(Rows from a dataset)

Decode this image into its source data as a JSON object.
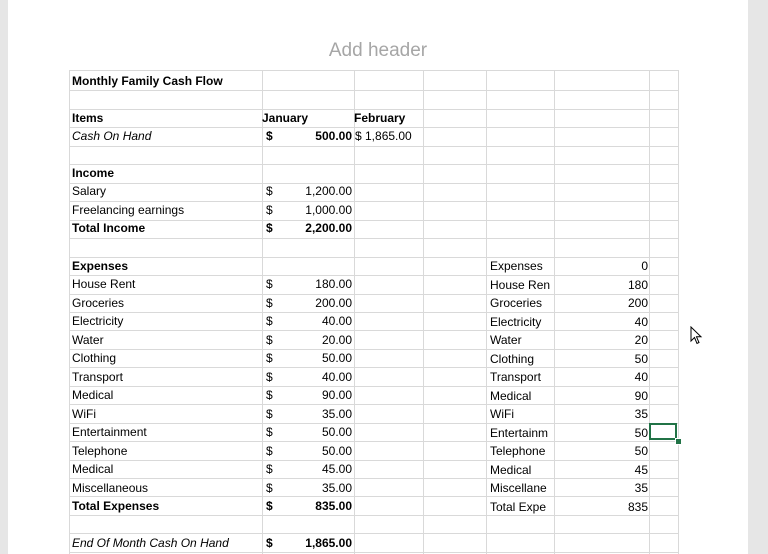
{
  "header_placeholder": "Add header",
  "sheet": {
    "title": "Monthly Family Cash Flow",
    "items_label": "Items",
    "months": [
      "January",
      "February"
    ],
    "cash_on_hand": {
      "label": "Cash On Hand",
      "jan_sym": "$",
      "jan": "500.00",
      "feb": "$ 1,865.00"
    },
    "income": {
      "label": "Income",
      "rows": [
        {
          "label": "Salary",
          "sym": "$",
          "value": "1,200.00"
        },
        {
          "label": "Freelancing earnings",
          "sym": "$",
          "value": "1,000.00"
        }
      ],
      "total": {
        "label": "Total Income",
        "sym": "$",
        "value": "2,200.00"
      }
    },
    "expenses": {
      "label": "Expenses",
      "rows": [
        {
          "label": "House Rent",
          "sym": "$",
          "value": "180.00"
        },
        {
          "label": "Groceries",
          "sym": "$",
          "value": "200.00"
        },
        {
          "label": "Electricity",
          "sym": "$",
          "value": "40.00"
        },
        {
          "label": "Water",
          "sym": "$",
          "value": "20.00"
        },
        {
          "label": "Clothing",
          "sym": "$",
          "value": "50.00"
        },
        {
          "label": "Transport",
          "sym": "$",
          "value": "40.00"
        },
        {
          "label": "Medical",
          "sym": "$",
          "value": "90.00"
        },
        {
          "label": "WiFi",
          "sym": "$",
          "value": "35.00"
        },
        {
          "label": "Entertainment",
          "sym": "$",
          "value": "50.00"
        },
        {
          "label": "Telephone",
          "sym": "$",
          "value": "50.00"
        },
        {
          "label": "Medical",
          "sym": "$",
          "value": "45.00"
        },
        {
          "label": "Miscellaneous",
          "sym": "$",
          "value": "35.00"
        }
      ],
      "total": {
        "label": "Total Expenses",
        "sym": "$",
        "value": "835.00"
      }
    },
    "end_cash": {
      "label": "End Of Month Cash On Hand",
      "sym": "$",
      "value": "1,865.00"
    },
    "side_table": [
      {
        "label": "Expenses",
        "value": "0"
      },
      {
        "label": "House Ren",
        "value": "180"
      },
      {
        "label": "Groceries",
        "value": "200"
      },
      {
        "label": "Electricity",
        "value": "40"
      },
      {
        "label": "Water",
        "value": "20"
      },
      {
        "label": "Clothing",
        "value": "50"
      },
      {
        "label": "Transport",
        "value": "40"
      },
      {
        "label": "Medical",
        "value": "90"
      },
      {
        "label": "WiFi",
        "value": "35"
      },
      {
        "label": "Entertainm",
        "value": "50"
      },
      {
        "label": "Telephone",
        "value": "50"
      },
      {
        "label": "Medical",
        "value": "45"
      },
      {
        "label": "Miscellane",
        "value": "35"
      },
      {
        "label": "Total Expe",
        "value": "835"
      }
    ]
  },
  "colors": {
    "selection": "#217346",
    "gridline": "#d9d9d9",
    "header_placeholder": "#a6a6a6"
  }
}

### Task goal
Leave out every picture and copy the rest of the records exactly.

### Solution below
Decode this image into its source data as a JSON object.
{
  "header_placeholder": "Add header",
  "sheet": {
    "title": "Monthly Family Cash Flow",
    "items_label": "Items",
    "months": [
      "January",
      "February"
    ],
    "cash_on_hand": {
      "label": "Cash On Hand",
      "jan_sym": "$",
      "jan": "500.00",
      "feb": "$ 1,865.00"
    },
    "income": {
      "label": "Income",
      "rows": [
        {
          "label": "Salary",
          "sym": "$",
          "value": "1,200.00"
        },
        {
          "label": "Freelancing earnings",
          "sym": "$",
          "value": "1,000.00"
        }
      ],
      "total": {
        "label": "Total Income",
        "sym": "$",
        "value": "2,200.00"
      }
    },
    "expenses": {
      "label": "Expenses",
      "rows": [
        {
          "label": "House Rent",
          "sym": "$",
          "value": "180.00"
        },
        {
          "label": "Groceries",
          "sym": "$",
          "value": "200.00"
        },
        {
          "label": "Electricity",
          "sym": "$",
          "value": "40.00"
        },
        {
          "label": "Water",
          "sym": "$",
          "value": "20.00"
        },
        {
          "label": "Clothing",
          "sym": "$",
          "value": "50.00"
        },
        {
          "label": "Transport",
          "sym": "$",
          "value": "40.00"
        },
        {
          "label": "Medical",
          "sym": "$",
          "value": "90.00"
        },
        {
          "label": "WiFi",
          "sym": "$",
          "value": "35.00"
        },
        {
          "label": "Entertainment",
          "sym": "$",
          "value": "50.00"
        },
        {
          "label": "Telephone",
          "sym": "$",
          "value": "50.00"
        },
        {
          "label": "Medical",
          "sym": "$",
          "value": "45.00"
        },
        {
          "label": "Miscellaneous",
          "sym": "$",
          "value": "35.00"
        }
      ],
      "total": {
        "label": "Total Expenses",
        "sym": "$",
        "value": "835.00"
      }
    },
    "end_cash": {
      "label": "End Of Month Cash On Hand",
      "sym": "$",
      "value": "1,865.00"
    },
    "side_table": [
      {
        "label": "Expenses",
        "value": "0"
      },
      {
        "label": "House Ren",
        "value": "180"
      },
      {
        "label": "Groceries",
        "value": "200"
      },
      {
        "label": "Electricity",
        "value": "40"
      },
      {
        "label": "Water",
        "value": "20"
      },
      {
        "label": "Clothing",
        "value": "50"
      },
      {
        "label": "Transport",
        "value": "40"
      },
      {
        "label": "Medical",
        "value": "90"
      },
      {
        "label": "WiFi",
        "value": "35"
      },
      {
        "label": "Entertainm",
        "value": "50"
      },
      {
        "label": "Telephone",
        "value": "50"
      },
      {
        "label": "Medical",
        "value": "45"
      },
      {
        "label": "Miscellane",
        "value": "35"
      },
      {
        "label": "Total Expe",
        "value": "835"
      }
    ]
  },
  "colors": {
    "selection": "#217346",
    "gridline": "#d9d9d9",
    "header_placeholder": "#a6a6a6"
  }
}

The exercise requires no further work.